*DIRECTIVE*
From the listing below, count the lines where the string "武汉市城乡建设局" occurs. Give the number, with no other words.
--- begin GIVEN DATA ---
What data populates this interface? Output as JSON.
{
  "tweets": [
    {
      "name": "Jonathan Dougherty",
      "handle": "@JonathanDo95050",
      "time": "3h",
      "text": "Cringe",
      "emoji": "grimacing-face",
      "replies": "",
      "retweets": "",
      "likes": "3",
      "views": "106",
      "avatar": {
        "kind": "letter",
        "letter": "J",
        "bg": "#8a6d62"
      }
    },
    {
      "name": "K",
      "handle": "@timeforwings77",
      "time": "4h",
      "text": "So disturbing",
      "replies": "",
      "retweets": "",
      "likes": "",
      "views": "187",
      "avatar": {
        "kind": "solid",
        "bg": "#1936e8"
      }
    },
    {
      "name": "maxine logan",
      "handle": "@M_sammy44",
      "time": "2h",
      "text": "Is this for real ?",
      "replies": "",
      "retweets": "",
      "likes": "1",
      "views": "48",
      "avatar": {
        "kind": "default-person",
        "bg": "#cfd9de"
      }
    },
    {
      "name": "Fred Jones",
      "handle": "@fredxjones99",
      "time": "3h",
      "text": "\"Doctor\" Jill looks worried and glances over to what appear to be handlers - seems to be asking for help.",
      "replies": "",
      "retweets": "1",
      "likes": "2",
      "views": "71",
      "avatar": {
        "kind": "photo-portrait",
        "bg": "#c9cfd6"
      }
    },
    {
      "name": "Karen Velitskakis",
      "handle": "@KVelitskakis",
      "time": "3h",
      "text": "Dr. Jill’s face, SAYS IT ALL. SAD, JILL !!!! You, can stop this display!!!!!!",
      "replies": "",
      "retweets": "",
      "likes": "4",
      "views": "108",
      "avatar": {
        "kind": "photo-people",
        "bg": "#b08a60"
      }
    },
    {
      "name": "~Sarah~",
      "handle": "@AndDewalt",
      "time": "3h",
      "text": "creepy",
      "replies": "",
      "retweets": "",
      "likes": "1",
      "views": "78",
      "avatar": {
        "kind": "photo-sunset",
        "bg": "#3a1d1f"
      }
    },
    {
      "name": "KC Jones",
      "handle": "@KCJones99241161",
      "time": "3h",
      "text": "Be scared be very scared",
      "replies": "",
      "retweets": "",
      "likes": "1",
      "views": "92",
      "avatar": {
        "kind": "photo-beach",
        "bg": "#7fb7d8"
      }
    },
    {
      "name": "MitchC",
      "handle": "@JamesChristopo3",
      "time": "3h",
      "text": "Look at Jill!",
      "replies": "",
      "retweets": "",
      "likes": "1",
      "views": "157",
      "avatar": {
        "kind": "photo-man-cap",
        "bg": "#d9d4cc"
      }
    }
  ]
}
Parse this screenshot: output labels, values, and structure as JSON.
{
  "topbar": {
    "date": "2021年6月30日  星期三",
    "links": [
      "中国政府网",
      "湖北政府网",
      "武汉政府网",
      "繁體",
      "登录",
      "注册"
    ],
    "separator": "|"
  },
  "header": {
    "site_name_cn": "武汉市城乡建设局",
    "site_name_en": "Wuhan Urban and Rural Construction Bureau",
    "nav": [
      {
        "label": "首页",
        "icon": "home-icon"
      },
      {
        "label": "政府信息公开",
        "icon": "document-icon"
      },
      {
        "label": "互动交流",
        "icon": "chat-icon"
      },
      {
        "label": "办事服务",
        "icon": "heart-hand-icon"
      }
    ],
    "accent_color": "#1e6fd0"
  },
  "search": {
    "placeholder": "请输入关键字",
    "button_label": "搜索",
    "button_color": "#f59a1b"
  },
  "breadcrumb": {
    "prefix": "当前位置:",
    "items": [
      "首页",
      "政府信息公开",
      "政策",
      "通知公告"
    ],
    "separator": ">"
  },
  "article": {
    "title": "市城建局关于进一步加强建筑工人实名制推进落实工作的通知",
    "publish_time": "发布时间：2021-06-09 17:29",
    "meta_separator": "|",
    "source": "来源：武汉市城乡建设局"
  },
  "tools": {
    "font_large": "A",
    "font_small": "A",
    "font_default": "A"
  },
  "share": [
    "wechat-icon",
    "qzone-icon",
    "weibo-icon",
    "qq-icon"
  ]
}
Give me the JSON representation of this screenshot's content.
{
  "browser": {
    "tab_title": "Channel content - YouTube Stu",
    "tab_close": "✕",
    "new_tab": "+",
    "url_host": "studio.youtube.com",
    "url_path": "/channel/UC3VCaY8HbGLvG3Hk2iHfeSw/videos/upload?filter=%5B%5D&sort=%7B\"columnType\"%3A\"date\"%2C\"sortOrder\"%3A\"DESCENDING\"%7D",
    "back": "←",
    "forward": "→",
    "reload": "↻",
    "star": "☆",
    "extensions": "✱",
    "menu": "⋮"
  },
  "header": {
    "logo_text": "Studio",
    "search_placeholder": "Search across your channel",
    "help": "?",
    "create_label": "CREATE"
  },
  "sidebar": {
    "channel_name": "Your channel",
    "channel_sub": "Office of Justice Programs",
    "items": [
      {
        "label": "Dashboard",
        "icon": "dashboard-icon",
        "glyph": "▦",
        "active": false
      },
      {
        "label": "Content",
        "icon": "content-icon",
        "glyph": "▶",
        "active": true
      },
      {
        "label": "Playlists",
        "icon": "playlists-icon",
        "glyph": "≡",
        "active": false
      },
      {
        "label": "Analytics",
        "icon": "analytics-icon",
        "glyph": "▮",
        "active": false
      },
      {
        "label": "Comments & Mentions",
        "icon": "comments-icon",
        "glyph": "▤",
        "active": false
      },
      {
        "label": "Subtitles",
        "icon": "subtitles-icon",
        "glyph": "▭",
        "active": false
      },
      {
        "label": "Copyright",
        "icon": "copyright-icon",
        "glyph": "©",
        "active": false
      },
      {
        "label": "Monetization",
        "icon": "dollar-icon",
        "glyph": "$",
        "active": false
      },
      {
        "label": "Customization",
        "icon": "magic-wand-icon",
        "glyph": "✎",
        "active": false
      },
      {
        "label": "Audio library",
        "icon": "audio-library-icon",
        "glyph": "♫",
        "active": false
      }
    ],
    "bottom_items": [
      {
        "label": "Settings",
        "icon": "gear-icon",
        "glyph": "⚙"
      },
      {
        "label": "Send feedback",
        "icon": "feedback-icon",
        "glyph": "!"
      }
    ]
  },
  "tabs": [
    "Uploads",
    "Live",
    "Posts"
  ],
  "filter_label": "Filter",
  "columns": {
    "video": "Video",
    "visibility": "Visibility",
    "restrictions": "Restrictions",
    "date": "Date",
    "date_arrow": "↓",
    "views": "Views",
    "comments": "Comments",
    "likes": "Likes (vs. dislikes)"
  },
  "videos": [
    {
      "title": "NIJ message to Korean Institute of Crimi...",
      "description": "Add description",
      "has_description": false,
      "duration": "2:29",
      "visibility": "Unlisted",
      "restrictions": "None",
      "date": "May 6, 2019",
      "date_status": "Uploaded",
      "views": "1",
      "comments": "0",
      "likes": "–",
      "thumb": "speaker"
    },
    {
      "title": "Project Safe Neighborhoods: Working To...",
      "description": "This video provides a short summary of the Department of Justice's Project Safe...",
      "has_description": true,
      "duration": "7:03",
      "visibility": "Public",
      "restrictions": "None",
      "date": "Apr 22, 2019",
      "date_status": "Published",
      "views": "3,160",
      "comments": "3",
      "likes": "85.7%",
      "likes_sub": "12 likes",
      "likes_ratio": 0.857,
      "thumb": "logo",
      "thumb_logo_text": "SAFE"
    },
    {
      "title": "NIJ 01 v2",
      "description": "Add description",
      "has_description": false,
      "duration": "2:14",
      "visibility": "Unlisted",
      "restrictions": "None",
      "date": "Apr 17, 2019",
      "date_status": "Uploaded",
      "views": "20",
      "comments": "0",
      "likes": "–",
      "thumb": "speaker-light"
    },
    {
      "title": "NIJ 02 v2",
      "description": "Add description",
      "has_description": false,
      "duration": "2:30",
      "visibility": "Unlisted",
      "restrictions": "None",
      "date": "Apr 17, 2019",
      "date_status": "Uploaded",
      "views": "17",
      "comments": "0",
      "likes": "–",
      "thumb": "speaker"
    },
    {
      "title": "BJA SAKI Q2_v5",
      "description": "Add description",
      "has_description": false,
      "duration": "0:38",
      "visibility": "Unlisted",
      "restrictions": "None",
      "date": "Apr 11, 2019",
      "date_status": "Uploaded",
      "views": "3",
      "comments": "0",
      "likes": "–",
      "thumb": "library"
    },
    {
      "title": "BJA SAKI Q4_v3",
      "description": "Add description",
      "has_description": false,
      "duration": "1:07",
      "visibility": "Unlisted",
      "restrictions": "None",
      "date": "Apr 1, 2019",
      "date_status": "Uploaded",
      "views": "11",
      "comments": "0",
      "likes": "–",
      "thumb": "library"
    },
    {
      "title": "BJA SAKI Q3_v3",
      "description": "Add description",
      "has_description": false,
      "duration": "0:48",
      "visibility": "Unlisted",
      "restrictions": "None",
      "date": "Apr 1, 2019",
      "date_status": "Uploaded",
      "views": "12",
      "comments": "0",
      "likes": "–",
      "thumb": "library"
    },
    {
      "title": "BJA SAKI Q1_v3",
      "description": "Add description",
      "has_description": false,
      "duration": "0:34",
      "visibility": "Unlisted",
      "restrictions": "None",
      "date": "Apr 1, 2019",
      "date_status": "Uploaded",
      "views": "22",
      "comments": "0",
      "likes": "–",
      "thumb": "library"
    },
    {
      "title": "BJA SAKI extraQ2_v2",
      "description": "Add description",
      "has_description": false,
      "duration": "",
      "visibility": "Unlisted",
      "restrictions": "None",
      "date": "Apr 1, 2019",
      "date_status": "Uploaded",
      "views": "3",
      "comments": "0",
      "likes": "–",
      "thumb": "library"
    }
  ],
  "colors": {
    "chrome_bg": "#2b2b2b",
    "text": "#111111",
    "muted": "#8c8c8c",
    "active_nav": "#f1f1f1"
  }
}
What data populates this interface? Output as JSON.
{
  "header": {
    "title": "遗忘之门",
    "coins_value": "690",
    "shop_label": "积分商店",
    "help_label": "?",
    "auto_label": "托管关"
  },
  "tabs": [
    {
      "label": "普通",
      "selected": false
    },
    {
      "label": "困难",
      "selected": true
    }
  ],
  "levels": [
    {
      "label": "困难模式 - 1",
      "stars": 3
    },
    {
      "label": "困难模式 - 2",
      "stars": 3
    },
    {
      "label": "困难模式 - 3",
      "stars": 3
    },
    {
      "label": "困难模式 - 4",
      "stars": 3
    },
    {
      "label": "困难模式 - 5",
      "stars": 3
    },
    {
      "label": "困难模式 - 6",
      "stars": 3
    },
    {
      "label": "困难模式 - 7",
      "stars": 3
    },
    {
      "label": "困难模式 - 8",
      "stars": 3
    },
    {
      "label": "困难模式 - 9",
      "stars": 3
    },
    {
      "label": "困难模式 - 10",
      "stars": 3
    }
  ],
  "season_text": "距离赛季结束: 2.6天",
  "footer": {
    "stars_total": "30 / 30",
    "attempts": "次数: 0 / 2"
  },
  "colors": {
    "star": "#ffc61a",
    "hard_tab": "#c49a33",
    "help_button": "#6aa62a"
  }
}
--- end GIVEN DATA ---
*RESPONSE FOR THIS EXERCISE*
2